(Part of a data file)
◆ ◆ ◆ ◆

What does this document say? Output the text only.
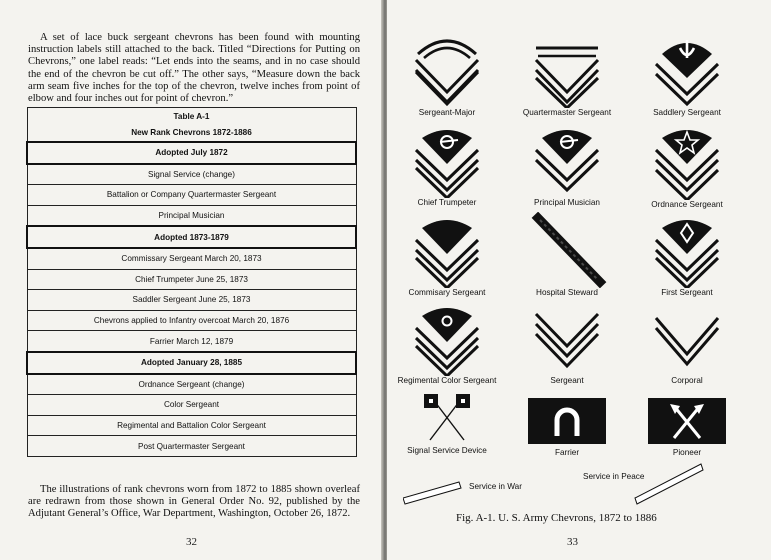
A set of lace buck sergeant chevrons has been found with mounting instruction labels still attached to the back. Titled “Directions for Putting on Chevrons,” one label reads: “Let ends into the seams, and in no case should the end of the chevron be cut off.” The other says, “Measure down the back arm seam five inches for the top of the chevron, twelve inches from point of elbow and four inches out for point of chevron.”
Table A-1
New Rank Chevrons 1872-1886
Adopted July 1872
Signal Service (change)
Battalion or Company Quartermaster Sergeant
Principal Musician
Adopted 1873-1879
Commissary Sergeant March 20, 1873
Chief Trumpeter June 25, 1873
Saddler Sergeant June 25, 1873
Chevrons applied to Infantry overcoat March 20, 1876
Farrier March 12, 1879
Adopted January 28, 1885
Ordnance Sergeant (change)
Color Sergeant
Regimental and Battalion Color Sergeant
Post Quartermaster Sergeant
The illustrations of rank chevrons worn from 1872 to 1885 shown overleaf are redrawn from those shown in General Order No. 92, published by the Adjutant General’s Office, War Department, Washington, October 26, 1872.
32
Sergeant-Major	Quartermaster Sergeant	Saddlery Sergeant
Chief Trumpeter	Principal Musician	Ordnance Sergeant
Commisary Sergeant	Hospital Steward	First Sergeant
Regimental Color Sergeant	Sergeant	Corporal
Signal Service Device	Farrier	Pioneer
Service in War
Service in Peace
Fig. A-1. U. S. Army Chevrons, 1872 to 1886
33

◆ ◆ ◆ ◆

[EXERCISE INSTRUCTIONS]
Report the number of lines in the entries above that include the word "from" and add nothing to it.

[RESULT OF THIS TASK]
2